Repeat all entries exactly.

——————————

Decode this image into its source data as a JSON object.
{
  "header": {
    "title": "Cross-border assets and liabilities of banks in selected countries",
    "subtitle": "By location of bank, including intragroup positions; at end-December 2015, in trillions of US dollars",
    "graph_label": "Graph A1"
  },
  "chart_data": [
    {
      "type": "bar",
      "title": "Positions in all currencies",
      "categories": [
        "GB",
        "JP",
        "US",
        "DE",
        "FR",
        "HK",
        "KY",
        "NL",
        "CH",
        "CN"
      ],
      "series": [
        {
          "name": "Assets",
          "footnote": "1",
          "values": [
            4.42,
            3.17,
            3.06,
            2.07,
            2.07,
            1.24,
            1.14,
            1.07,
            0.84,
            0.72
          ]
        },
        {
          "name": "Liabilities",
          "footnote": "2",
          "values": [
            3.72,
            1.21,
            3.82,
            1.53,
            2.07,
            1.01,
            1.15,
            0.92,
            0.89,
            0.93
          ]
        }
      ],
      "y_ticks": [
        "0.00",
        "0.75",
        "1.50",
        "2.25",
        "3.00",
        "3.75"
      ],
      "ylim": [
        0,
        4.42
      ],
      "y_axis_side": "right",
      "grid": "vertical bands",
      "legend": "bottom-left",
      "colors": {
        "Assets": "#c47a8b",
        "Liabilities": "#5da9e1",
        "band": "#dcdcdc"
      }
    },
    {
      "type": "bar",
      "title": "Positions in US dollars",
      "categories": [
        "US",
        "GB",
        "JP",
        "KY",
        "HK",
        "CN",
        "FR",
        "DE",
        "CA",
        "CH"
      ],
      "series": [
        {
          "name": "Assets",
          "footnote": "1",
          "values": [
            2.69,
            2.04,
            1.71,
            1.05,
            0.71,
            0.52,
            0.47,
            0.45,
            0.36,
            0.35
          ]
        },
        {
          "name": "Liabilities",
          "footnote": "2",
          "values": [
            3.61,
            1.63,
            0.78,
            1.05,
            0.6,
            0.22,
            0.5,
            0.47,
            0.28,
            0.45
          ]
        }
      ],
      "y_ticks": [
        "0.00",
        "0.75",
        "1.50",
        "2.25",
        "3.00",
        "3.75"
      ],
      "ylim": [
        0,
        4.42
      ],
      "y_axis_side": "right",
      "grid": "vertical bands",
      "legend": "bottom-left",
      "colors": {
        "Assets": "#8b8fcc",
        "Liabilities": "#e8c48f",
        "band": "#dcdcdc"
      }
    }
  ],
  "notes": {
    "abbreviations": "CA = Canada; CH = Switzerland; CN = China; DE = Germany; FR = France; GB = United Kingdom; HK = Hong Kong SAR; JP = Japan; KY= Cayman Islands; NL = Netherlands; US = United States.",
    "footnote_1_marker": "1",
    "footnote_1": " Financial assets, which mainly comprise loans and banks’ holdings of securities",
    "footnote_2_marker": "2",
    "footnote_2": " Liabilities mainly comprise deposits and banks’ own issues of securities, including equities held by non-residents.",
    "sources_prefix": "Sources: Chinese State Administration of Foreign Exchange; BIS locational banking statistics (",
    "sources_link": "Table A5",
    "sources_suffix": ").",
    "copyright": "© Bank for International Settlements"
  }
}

——————————

■ **ANSWER TO THE EXERCISE**
Decode this image into its source data as a JSON object.
{
  "header": {
    "title": "Cross-border assets and liabilities of banks in selected countries",
    "subtitle": "By location of bank, including intragroup positions; at end-December 2015, in trillions of US dollars",
    "graph_label": "Graph A1"
  },
  "chart_data": [
    {
      "type": "bar",
      "title": "Positions in all currencies",
      "categories": [
        "GB",
        "JP",
        "US",
        "DE",
        "FR",
        "HK",
        "KY",
        "NL",
        "CH",
        "CN"
      ],
      "series": [
        {
          "name": "Assets",
          "footnote": "1",
          "values": [
            4.42,
            3.17,
            3.06,
            2.07,
            2.07,
            1.24,
            1.14,
            1.07,
            0.84,
            0.72
          ]
        },
        {
          "name": "Liabilities",
          "footnote": "2",
          "values": [
            3.72,
            1.21,
            3.82,
            1.53,
            2.07,
            1.01,
            1.15,
            0.92,
            0.89,
            0.93
          ]
        }
      ],
      "y_ticks": [
        "0.00",
        "0.75",
        "1.50",
        "2.25",
        "3.00",
        "3.75"
      ],
      "ylim": [
        0,
        4.42
      ],
      "y_axis_side": "right",
      "grid": "vertical bands",
      "legend": "bottom-left",
      "colors": {
        "Assets": "#c47a8b",
        "Liabilities": "#5da9e1",
        "band": "#dcdcdc"
      }
    },
    {
      "type": "bar",
      "title": "Positions in US dollars",
      "categories": [
        "US",
        "GB",
        "JP",
        "KY",
        "HK",
        "CN",
        "FR",
        "DE",
        "CA",
        "CH"
      ],
      "series": [
        {
          "name": "Assets",
          "footnote": "1",
          "values": [
            2.69,
            2.04,
            1.71,
            1.05,
            0.71,
            0.52,
            0.47,
            0.45,
            0.36,
            0.35
          ]
        },
        {
          "name": "Liabilities",
          "footnote": "2",
          "values": [
            3.61,
            1.63,
            0.78,
            1.05,
            0.6,
            0.22,
            0.5,
            0.47,
            0.28,
            0.45
          ]
        }
      ],
      "y_ticks": [
        "0.00",
        "0.75",
        "1.50",
        "2.25",
        "3.00",
        "3.75"
      ],
      "ylim": [
        0,
        4.42
      ],
      "y_axis_side": "right",
      "grid": "vertical bands",
      "legend": "bottom-left",
      "colors": {
        "Assets": "#8b8fcc",
        "Liabilities": "#e8c48f",
        "band": "#dcdcdc"
      }
    }
  ],
  "notes": {
    "abbreviations": "CA = Canada; CH = Switzerland; CN = China; DE = Germany; FR = France; GB = United Kingdom; HK = Hong Kong SAR; JP = Japan; KY= Cayman Islands; NL = Netherlands; US = United States.",
    "footnote_1_marker": "1",
    "footnote_1": " Financial assets, which mainly comprise loans and banks’ holdings of securities",
    "footnote_2_marker": "2",
    "footnote_2": " Liabilities mainly comprise deposits and banks’ own issues of securities, including equities held by non-residents.",
    "sources_prefix": "Sources: Chinese State Administration of Foreign Exchange; BIS locational banking statistics (",
    "sources_link": "Table A5",
    "sources_suffix": ").",
    "copyright": "© Bank for International Settlements"
  }
}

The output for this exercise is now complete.